**Input material**:
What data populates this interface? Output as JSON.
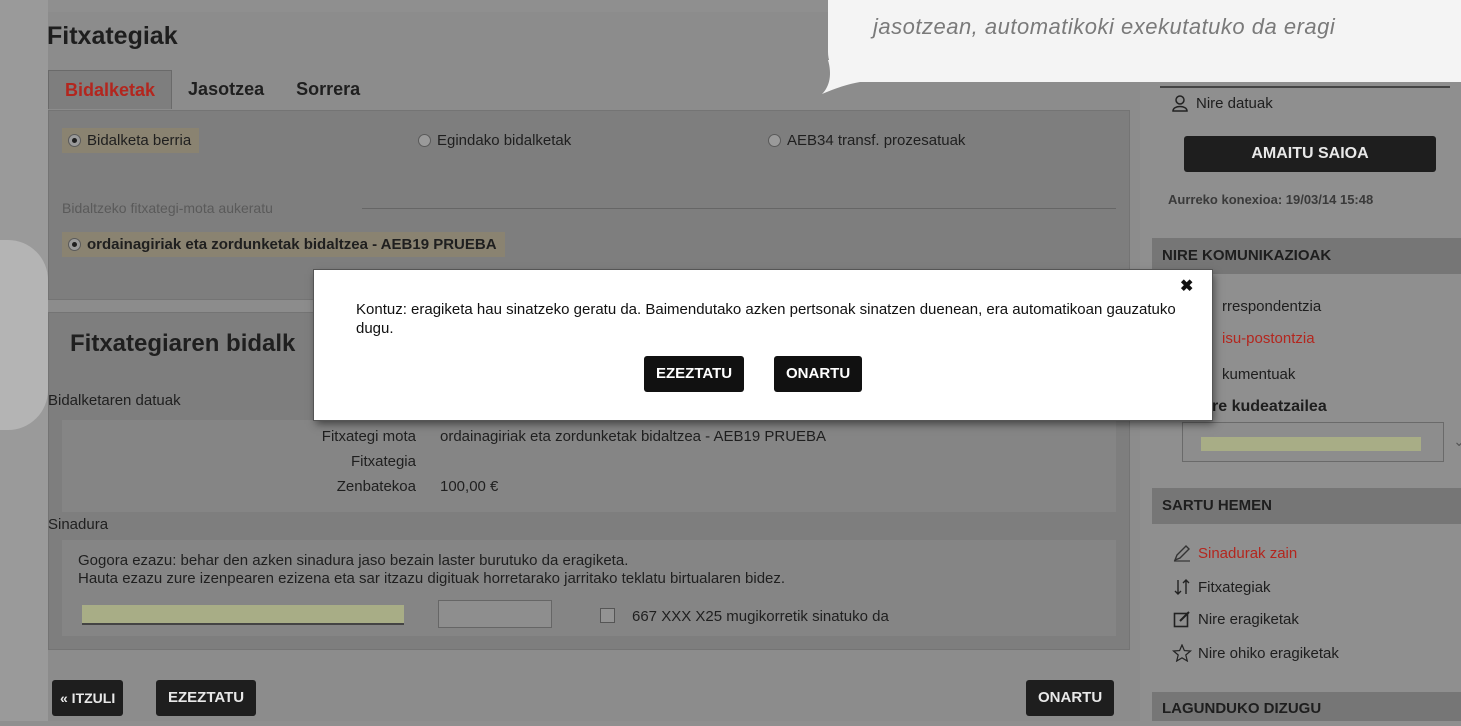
{
  "page_title": "Fitxategiak",
  "tabs": [
    {
      "label": "Bidalketak",
      "active": true
    },
    {
      "label": "Jasotzea",
      "active": false
    },
    {
      "label": "Sorrera",
      "active": false
    }
  ],
  "send_type": {
    "options": [
      "Bidalketa berria",
      "Egindako bidalketak",
      "AEB34 transf. prozesatuak"
    ],
    "selected": "Bidalketa berria"
  },
  "file_type_legend": "Bidaltzeko fitxategi-mota aukeratu",
  "file_type_selected": "ordainagiriak eta zordunketak bidaltzea - AEB19 PRUEBA",
  "section_title": "Fitxategiaren bidalk",
  "data_heading": "Bidalketaren datuak",
  "details": [
    {
      "label": "Fitxategi mota",
      "value": "ordainagiriak eta zordunketak bidaltzea - AEB19 PRUEBA"
    },
    {
      "label": "Fitxategia",
      "value": ""
    },
    {
      "label": "Zenbatekoa",
      "value": "100,00 €"
    }
  ],
  "signature": {
    "heading": "Sinadura",
    "line1": "Gogora ezazu: behar den azken sinadura jaso bezain laster burutuko da eragiketa.",
    "line2": "Hauta ezazu zure izenpearen ezizena eta sar itzazu digituak horretarako jarritako teklatu birtualaren bidez.",
    "mobile_check_label": "667 XXX X25 mugikorretik sinatuko da"
  },
  "bottom_buttons": {
    "back": "« ITZULI",
    "cancel": "EZEZTATU",
    "accept": "ONARTU"
  },
  "callout": {
    "text": "jasotzean, automatikoki exekutatuko da eragi"
  },
  "sidebar": {
    "my_data": "Nire datuak",
    "logout": "AMAITU SAIOA",
    "last_connection": "Aurreko konexioa: 19/03/14 15:48",
    "comms_title": "NIRE KOMUNIKAZIOAK",
    "comms_items": [
      "rrespondentzia",
      "isu-postontzia",
      "kumentuak",
      "re kudeatzailea"
    ],
    "enter_title": "SARTU HEMEN",
    "enter_items": [
      "Sinadurak zain",
      "Fitxategiak",
      "Nire eragiketak",
      "Nire ohiko eragiketak"
    ],
    "help_title": "LAGUNDUKO DIZUGU"
  },
  "modal": {
    "text": "Kontuz: eragiketa hau sinatzeko geratu da. Baimendutako azken pertsonak sinatzen duenean, era automatikoan gauzatuko dugu.",
    "cancel": "EZEZTATU",
    "accept": "ONARTU",
    "close": "✖"
  },
  "colors": {
    "accent_red": "#b3261e",
    "dark_button": "#1e1e1e"
  }
}
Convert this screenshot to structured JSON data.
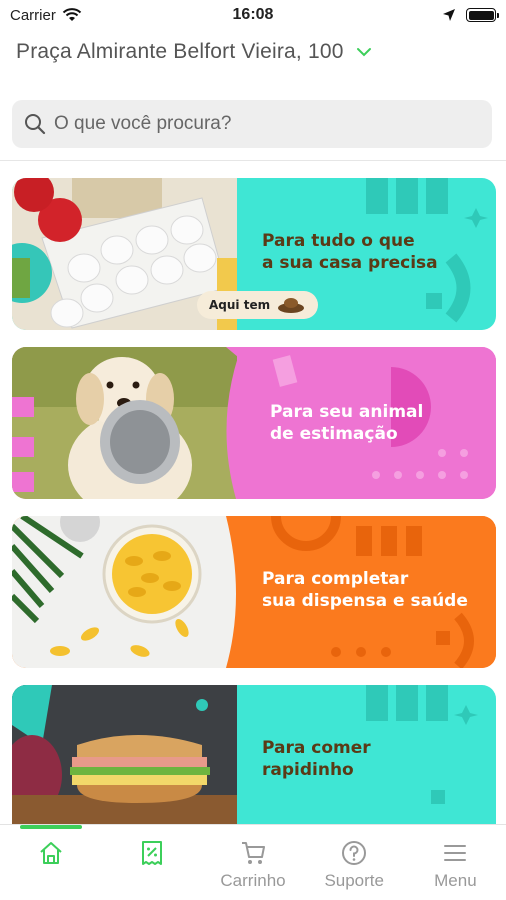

**What is being asked**: Skip the images and write out the rest of the listing exactly.

**Solved problem**:
What data populates this interface? Output as JSON.
{
  "page_title": "Fitxategiak",
  "tabs": [
    {
      "label": "Bidalketak",
      "active": true
    },
    {
      "label": "Jasotzea",
      "active": false
    },
    {
      "label": "Sorrera",
      "active": false
    }
  ],
  "send_type": {
    "options": [
      "Bidalketa berria",
      "Egindako bidalketak",
      "AEB34 transf. prozesatuak"
    ],
    "selected": "Bidalketa berria"
  },
  "file_type_legend": "Bidaltzeko fitxategi-mota aukeratu",
  "file_type_selected": "ordainagiriak eta zordunketak bidaltzea - AEB19 PRUEBA",
  "section_title": "Fitxategiaren bidalk",
  "data_heading": "Bidalketaren datuak",
  "details": [
    {
      "label": "Fitxategi mota",
      "value": "ordainagiriak eta zordunketak bidaltzea - AEB19 PRUEBA"
    },
    {
      "label": "Fitxategia",
      "value": ""
    },
    {
      "label": "Zenbatekoa",
      "value": "100,00 €"
    }
  ],
  "signature": {
    "heading": "Sinadura",
    "line1": "Gogora ezazu: behar den azken sinadura jaso bezain laster burutuko da eragiketa.",
    "line2": "Hauta ezazu zure izenpearen ezizena eta sar itzazu digituak horretarako jarritako teklatu birtualaren bidez.",
    "mobile_check_label": "667 XXX X25 mugikorretik sinatuko da"
  },
  "bottom_buttons": {
    "back": "« ITZULI",
    "cancel": "EZEZTATU",
    "accept": "ONARTU"
  },
  "callout": {
    "text": "jasotzean, automatikoki exekutatuko da eragi"
  },
  "sidebar": {
    "my_data": "Nire datuak",
    "logout": "AMAITU SAIOA",
    "last_connection": "Aurreko konexioa: 19/03/14 15:48",
    "comms_title": "NIRE KOMUNIKAZIOAK",
    "comms_items": [
      "rrespondentzia",
      "isu-postontzia",
      "kumentuak",
      "re kudeatzailea"
    ],
    "enter_title": "SARTU HEMEN",
    "enter_items": [
      "Sinadurak zain",
      "Fitxategiak",
      "Nire eragiketak",
      "Nire ohiko eragiketak"
    ],
    "help_title": "LAGUNDUKO DIZUGU"
  },
  "modal": {
    "text": "Kontuz: eragiketa hau sinatzeko geratu da. Baimendutako azken pertsonak sinatzen duenean, era automatikoan gauzatuko dugu.",
    "cancel": "EZEZTATU",
    "accept": "ONARTU",
    "close": "✖"
  },
  "colors": {
    "accent_red": "#b3261e",
    "dark_button": "#1e1e1e"
  }
}
Convert this screenshot to structured JSON data.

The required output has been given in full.